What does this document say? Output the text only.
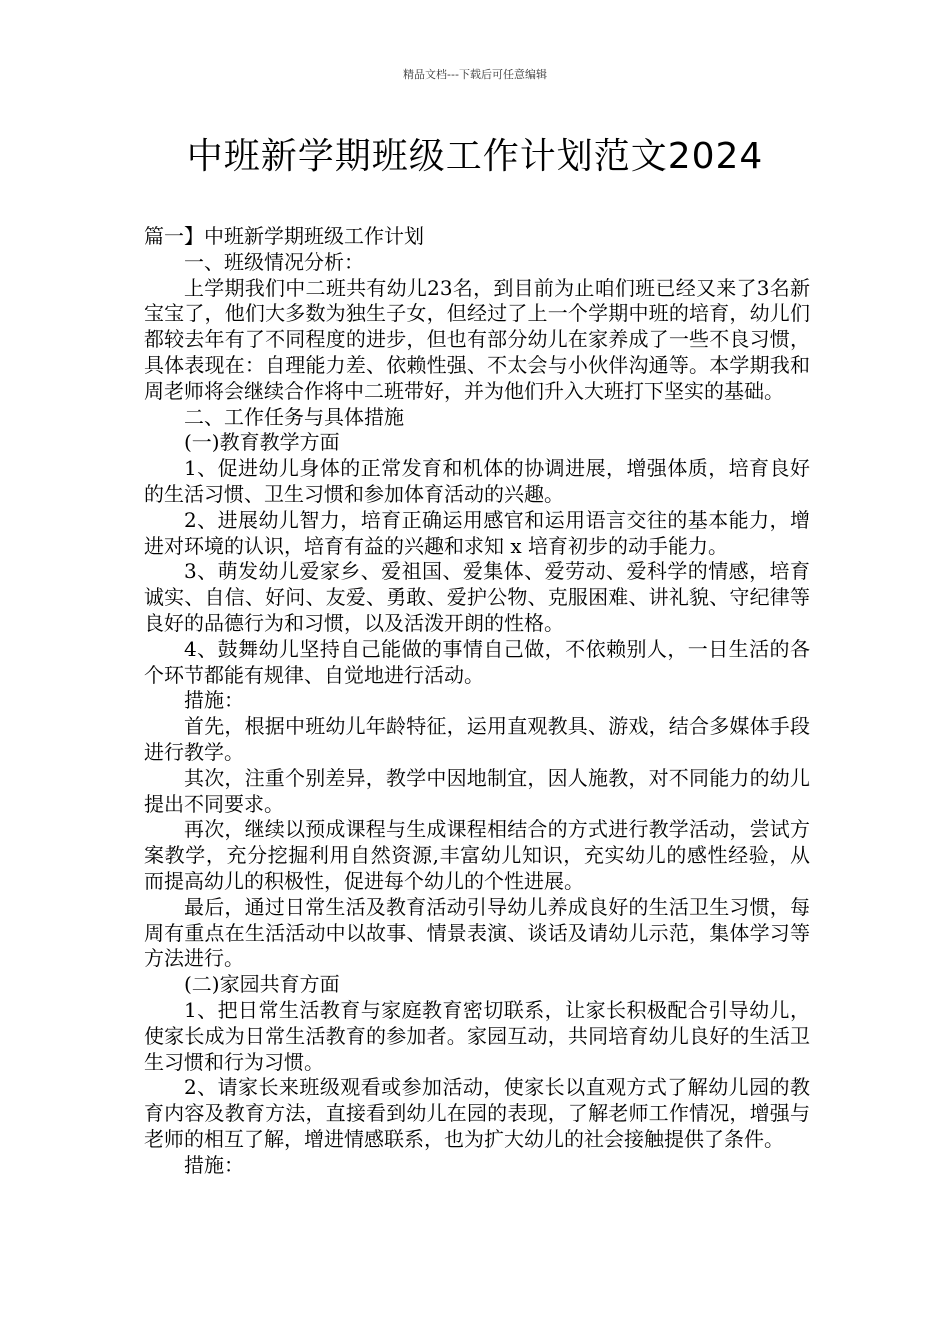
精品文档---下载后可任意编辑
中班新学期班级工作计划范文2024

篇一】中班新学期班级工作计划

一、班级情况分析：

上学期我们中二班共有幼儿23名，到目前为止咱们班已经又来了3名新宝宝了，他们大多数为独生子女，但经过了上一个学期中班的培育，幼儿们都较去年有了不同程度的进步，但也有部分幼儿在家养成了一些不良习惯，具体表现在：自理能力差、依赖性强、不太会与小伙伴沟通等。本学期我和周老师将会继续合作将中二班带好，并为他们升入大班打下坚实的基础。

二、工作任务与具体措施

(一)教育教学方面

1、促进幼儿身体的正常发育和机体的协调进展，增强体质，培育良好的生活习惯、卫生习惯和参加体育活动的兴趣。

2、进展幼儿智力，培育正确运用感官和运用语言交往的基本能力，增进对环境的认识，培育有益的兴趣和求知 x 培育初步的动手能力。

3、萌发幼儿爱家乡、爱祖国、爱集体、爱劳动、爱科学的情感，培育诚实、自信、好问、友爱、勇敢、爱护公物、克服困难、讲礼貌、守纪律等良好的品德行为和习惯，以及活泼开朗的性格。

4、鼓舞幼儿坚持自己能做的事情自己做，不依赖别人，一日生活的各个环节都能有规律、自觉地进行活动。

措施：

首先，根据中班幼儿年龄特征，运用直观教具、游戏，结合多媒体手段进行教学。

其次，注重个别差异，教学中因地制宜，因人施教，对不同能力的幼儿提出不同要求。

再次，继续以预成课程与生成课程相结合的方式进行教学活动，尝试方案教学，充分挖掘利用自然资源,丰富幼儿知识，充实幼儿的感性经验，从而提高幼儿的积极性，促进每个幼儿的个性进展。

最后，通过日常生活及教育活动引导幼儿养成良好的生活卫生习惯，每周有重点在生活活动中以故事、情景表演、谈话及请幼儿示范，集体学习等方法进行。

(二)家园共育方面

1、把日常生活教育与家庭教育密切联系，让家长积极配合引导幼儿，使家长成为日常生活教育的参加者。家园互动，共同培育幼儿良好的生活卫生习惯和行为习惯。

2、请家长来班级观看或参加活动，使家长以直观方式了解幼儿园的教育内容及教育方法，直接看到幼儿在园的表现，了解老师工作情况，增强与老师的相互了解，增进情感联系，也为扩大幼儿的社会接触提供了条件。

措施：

........

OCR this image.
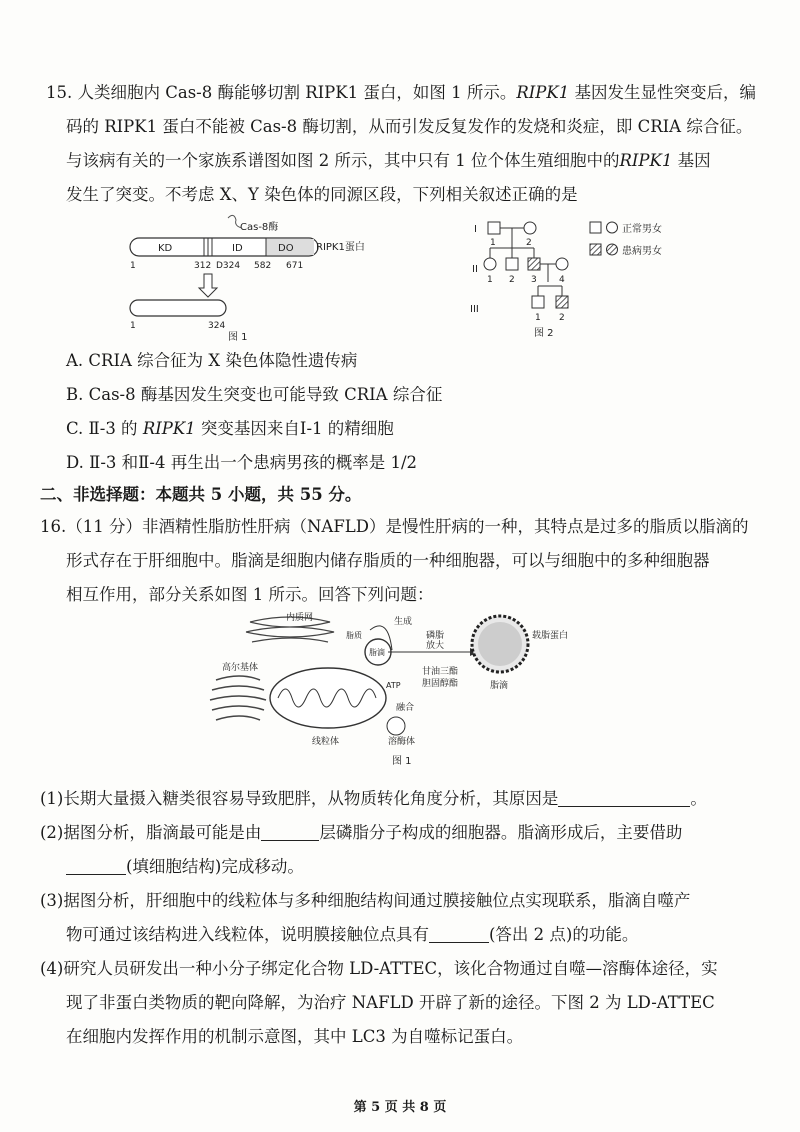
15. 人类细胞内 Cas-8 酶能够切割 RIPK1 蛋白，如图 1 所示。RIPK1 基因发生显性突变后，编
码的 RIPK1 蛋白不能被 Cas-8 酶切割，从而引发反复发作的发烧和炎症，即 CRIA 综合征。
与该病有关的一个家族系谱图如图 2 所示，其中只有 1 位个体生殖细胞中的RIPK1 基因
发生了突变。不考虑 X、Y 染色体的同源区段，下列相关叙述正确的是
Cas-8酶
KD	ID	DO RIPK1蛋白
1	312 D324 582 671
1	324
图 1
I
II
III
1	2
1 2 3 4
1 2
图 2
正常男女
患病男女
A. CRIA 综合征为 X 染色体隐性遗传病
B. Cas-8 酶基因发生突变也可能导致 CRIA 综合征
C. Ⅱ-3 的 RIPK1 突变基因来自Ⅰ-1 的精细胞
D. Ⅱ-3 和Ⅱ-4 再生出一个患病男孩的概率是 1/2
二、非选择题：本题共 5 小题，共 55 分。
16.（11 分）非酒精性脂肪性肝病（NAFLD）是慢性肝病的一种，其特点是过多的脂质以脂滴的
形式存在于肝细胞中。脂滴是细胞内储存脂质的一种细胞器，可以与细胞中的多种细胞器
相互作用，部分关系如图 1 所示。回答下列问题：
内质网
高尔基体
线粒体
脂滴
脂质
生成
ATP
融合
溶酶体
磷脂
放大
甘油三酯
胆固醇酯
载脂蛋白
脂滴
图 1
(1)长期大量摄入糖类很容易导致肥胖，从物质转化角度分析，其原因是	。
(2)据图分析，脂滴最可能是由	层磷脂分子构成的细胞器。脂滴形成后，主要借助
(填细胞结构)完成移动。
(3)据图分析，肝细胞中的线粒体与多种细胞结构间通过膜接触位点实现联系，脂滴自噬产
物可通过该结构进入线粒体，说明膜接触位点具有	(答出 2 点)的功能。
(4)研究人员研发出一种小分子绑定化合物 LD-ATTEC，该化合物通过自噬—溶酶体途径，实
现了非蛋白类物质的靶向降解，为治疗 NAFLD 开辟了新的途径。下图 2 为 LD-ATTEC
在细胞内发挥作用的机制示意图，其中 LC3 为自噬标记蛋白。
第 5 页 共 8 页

........

Set problem:
Keep only the lines that hold the string "据图分析", and copy them out.

Written solution:
(2)据图分析，脂滴最可能是由	层磷脂分子构成的细胞器。脂滴形成后，主要借助
(3)据图分析，肝细胞中的线粒体与多种细胞结构间通过膜接触位点实现联系，脂滴自噬产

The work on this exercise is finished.